Extracted data:
* start *

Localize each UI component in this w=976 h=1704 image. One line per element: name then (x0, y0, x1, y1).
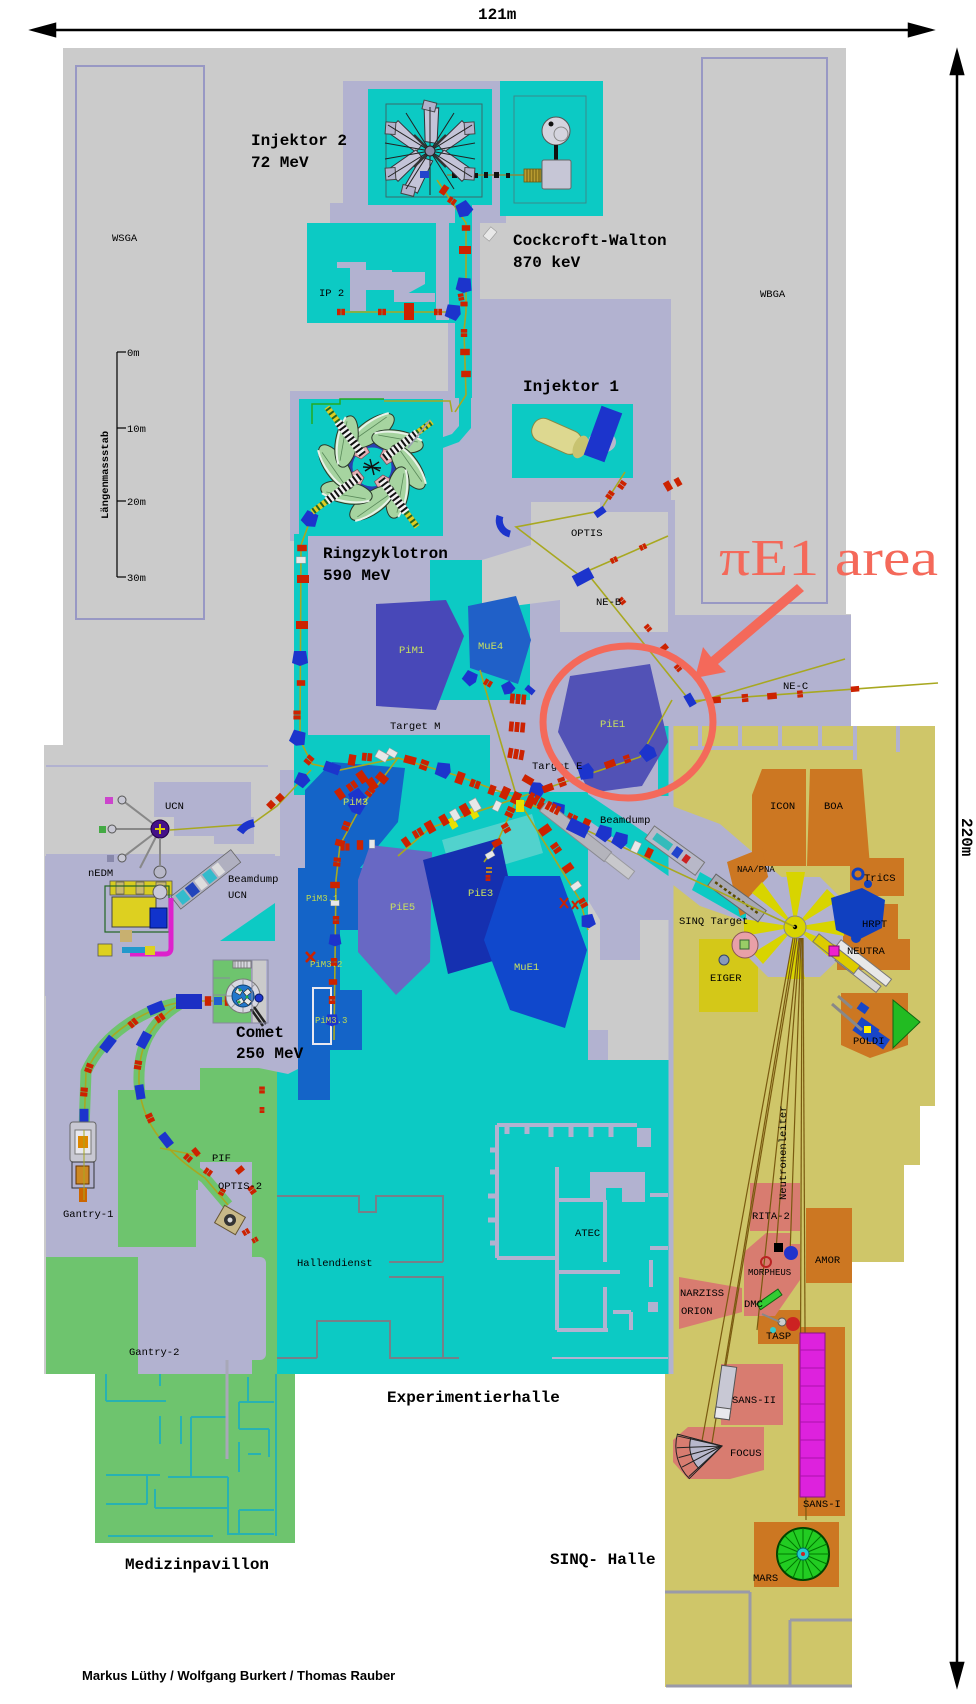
svg-text:Experimentierhalle: Experimentierhalle (387, 1389, 560, 1407)
svg-text:OPTIS-2: OPTIS-2 (218, 1181, 262, 1193)
svg-text:PiE3: PiE3 (468, 888, 493, 900)
svg-text:Comet: Comet (236, 1024, 284, 1042)
svg-text:Hallendienst: Hallendienst (297, 1258, 373, 1270)
svg-text:MARS: MARS (753, 1573, 778, 1585)
svg-text:IP 2: IP 2 (319, 288, 344, 300)
svg-text:SANS-II: SANS-II (732, 1395, 776, 1407)
svg-text:NAA/PNA: NAA/PNA (737, 865, 775, 875)
svg-text:NE-B: NE-B (596, 597, 621, 609)
svg-text:Injektor 1: Injektor 1 (523, 378, 619, 396)
svg-text:SINQ- Halle: SINQ- Halle (550, 1551, 656, 1569)
svg-text:PiE5: PiE5 (390, 902, 415, 914)
svg-text:10m: 10m (127, 424, 146, 436)
svg-text:SINQ Target: SINQ Target (679, 916, 748, 928)
svg-text:Cockcroft-Walton: Cockcroft-Walton (513, 232, 667, 250)
svg-text:PiM3.3: PiM3.3 (315, 1016, 347, 1026)
svg-text:WSGA: WSGA (112, 233, 138, 245)
svg-text:72 MeV: 72 MeV (251, 154, 309, 172)
svg-text:MuE4: MuE4 (478, 641, 503, 653)
svg-text:Injektor 2: Injektor 2 (251, 132, 347, 150)
svg-text:TriCS: TriCS (864, 873, 896, 885)
svg-text:ICON: ICON (770, 801, 795, 813)
svg-text:AMOR: AMOR (815, 1255, 841, 1267)
svg-text:UCN: UCN (165, 801, 184, 813)
svg-text:UCN: UCN (228, 890, 247, 902)
svg-text:πE1 area: πE1 area (719, 530, 938, 587)
svg-text:PiM3.2: PiM3.2 (310, 960, 342, 970)
svg-text:ORION: ORION (681, 1306, 713, 1318)
svg-text:Markus Lüthy / Wolfgang Burker: Markus Lüthy / Wolfgang Burkert / Thomas… (82, 1668, 395, 1683)
svg-text:Längenmassstab: Längenmassstab (100, 431, 112, 519)
svg-text:PiE1: PiE1 (600, 719, 625, 731)
svg-text:PiM3: PiM3 (343, 797, 368, 809)
svg-text:FOCUS: FOCUS (730, 1448, 762, 1460)
svg-text:250 MeV: 250 MeV (236, 1045, 304, 1063)
svg-text:MuE1: MuE1 (514, 962, 539, 974)
svg-text:NE-C: NE-C (783, 681, 808, 693)
svg-text:Beamdump: Beamdump (600, 815, 650, 827)
svg-text:OPTIS: OPTIS (571, 528, 603, 540)
svg-text:0m: 0m (127, 348, 140, 360)
svg-text:nEDM: nEDM (88, 868, 113, 880)
svg-text:Neutronenleiter: Neutronenleiter (778, 1105, 790, 1200)
svg-text:BOA: BOA (824, 801, 844, 813)
svg-text:TASP: TASP (766, 1331, 791, 1343)
svg-text:Gantry-2: Gantry-2 (129, 1347, 179, 1359)
svg-text:Target M: Target M (390, 721, 440, 733)
svg-text:PiM1: PiM1 (399, 645, 424, 657)
svg-text:SANS-I: SANS-I (803, 1499, 841, 1511)
svg-text:HRPT: HRPT (862, 919, 887, 931)
svg-text:20m: 20m (127, 497, 146, 509)
svg-text:POLDI: POLDI (853, 1036, 885, 1048)
svg-text:PiM3.1: PiM3.1 (306, 894, 338, 904)
svg-text:590 MeV: 590 MeV (323, 567, 391, 585)
svg-text:121m: 121m (478, 6, 517, 24)
svg-text:DMC: DMC (744, 1299, 763, 1311)
svg-text:Gantry-1: Gantry-1 (63, 1209, 113, 1221)
svg-text:PIF: PIF (212, 1153, 231, 1165)
svg-text:WBGA: WBGA (760, 289, 786, 301)
svg-text:EIGER: EIGER (710, 973, 742, 985)
svg-text:RITA-2: RITA-2 (752, 1211, 790, 1223)
svg-text:870 keV: 870 keV (513, 254, 581, 272)
svg-text:ATEC: ATEC (575, 1228, 600, 1240)
svg-text:Ringzyklotron: Ringzyklotron (323, 545, 448, 563)
svg-text:Beamdump: Beamdump (228, 874, 278, 886)
svg-text:Medizinpavillon: Medizinpavillon (125, 1556, 269, 1574)
svg-text:220m: 220m (957, 818, 975, 857)
svg-text:NARZISS: NARZISS (680, 1288, 724, 1300)
svg-text:30m: 30m (127, 573, 146, 585)
svg-text:NEUTRA: NEUTRA (847, 946, 886, 958)
svg-text:MORPHEUS: MORPHEUS (748, 1268, 791, 1278)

* end *

Brief:
Copy out the items above, substituting "Find" for "Localize" and changing nothing else. Leave the picture out of your copy.

Response to this exercise:
Find each UI component in this w=976 h=1704 image. One line per element: name then (x0, y0, x1, y1).
svg-text:Experimentierhalle: Experimentierhalle (387, 1389, 560, 1407)
svg-text:OPTIS-2: OPTIS-2 (218, 1181, 262, 1193)
svg-text:PiE3: PiE3 (468, 888, 493, 900)
svg-text:Comet: Comet (236, 1024, 284, 1042)
svg-text:Hallendienst: Hallendienst (297, 1258, 373, 1270)
svg-text:MARS: MARS (753, 1573, 778, 1585)
svg-text:IP 2: IP 2 (319, 288, 344, 300)
svg-text:SANS-II: SANS-II (732, 1395, 776, 1407)
svg-text:NAA/PNA: NAA/PNA (737, 865, 775, 875)
svg-text:NE-B: NE-B (596, 597, 621, 609)
svg-text:Injektor 1: Injektor 1 (523, 378, 619, 396)
svg-text:SINQ- Halle: SINQ- Halle (550, 1551, 656, 1569)
svg-text:PiE5: PiE5 (390, 902, 415, 914)
svg-text:10m: 10m (127, 424, 146, 436)
svg-text:SINQ Target: SINQ Target (679, 916, 748, 928)
svg-text:Cockcroft-Walton: Cockcroft-Walton (513, 232, 667, 250)
svg-text:PiM3.3: PiM3.3 (315, 1016, 347, 1026)
svg-text:WSGA: WSGA (112, 233, 138, 245)
svg-text:72 MeV: 72 MeV (251, 154, 309, 172)
svg-text:MuE4: MuE4 (478, 641, 503, 653)
svg-text:Injektor 2: Injektor 2 (251, 132, 347, 150)
svg-text:TriCS: TriCS (864, 873, 896, 885)
svg-text:ICON: ICON (770, 801, 795, 813)
svg-text:AMOR: AMOR (815, 1255, 841, 1267)
svg-text:UCN: UCN (165, 801, 184, 813)
svg-text:UCN: UCN (228, 890, 247, 902)
svg-text:πE1 area: πE1 area (719, 530, 938, 587)
svg-text:PiM3.2: PiM3.2 (310, 960, 342, 970)
svg-text:ORION: ORION (681, 1306, 713, 1318)
svg-text:Markus Lüthy / Wolfgang Burker: Markus Lüthy / Wolfgang Burkert / Thomas… (82, 1668, 395, 1683)
svg-text:Längenmassstab: Längenmassstab (100, 431, 112, 519)
svg-text:PiE1: PiE1 (600, 719, 625, 731)
svg-text:PiM3: PiM3 (343, 797, 368, 809)
svg-text:FOCUS: FOCUS (730, 1448, 762, 1460)
svg-text:250 MeV: 250 MeV (236, 1045, 304, 1063)
svg-text:MuE1: MuE1 (514, 962, 539, 974)
svg-text:NE-C: NE-C (783, 681, 808, 693)
svg-text:Beamdump: Beamdump (600, 815, 650, 827)
svg-text:OPTIS: OPTIS (571, 528, 603, 540)
svg-text:0m: 0m (127, 348, 140, 360)
svg-text:nEDM: nEDM (88, 868, 113, 880)
svg-text:Neutronenleiter: Neutronenleiter (778, 1105, 790, 1200)
svg-text:BOA: BOA (824, 801, 844, 813)
svg-text:TASP: TASP (766, 1331, 791, 1343)
svg-text:Gantry-2: Gantry-2 (129, 1347, 179, 1359)
svg-text:Target M: Target M (390, 721, 440, 733)
svg-text:PiM1: PiM1 (399, 645, 424, 657)
svg-text:SANS-I: SANS-I (803, 1499, 841, 1511)
svg-text:HRPT: HRPT (862, 919, 887, 931)
svg-text:20m: 20m (127, 497, 146, 509)
svg-text:POLDI: POLDI (853, 1036, 885, 1048)
svg-text:PiM3.1: PiM3.1 (306, 894, 338, 904)
svg-text:590 MeV: 590 MeV (323, 567, 391, 585)
svg-text:121m: 121m (478, 6, 517, 24)
svg-text:DMC: DMC (744, 1299, 763, 1311)
svg-text:Gantry-1: Gantry-1 (63, 1209, 113, 1221)
svg-text:PIF: PIF (212, 1153, 231, 1165)
svg-text:WBGA: WBGA (760, 289, 786, 301)
svg-text:EIGER: EIGER (710, 973, 742, 985)
svg-text:RITA-2: RITA-2 (752, 1211, 790, 1223)
svg-text:870 keV: 870 keV (513, 254, 581, 272)
svg-text:ATEC: ATEC (575, 1228, 600, 1240)
svg-text:Ringzyklotron: Ringzyklotron (323, 545, 448, 563)
svg-text:Beamdump: Beamdump (228, 874, 278, 886)
svg-text:Medizinpavillon: Medizinpavillon (125, 1556, 269, 1574)
svg-text:220m: 220m (957, 818, 975, 857)
svg-text:NARZISS: NARZISS (680, 1288, 724, 1300)
svg-text:30m: 30m (127, 573, 146, 585)
svg-text:NEUTRA: NEUTRA (847, 946, 886, 958)
svg-text:MORPHEUS: MORPHEUS (748, 1268, 791, 1278)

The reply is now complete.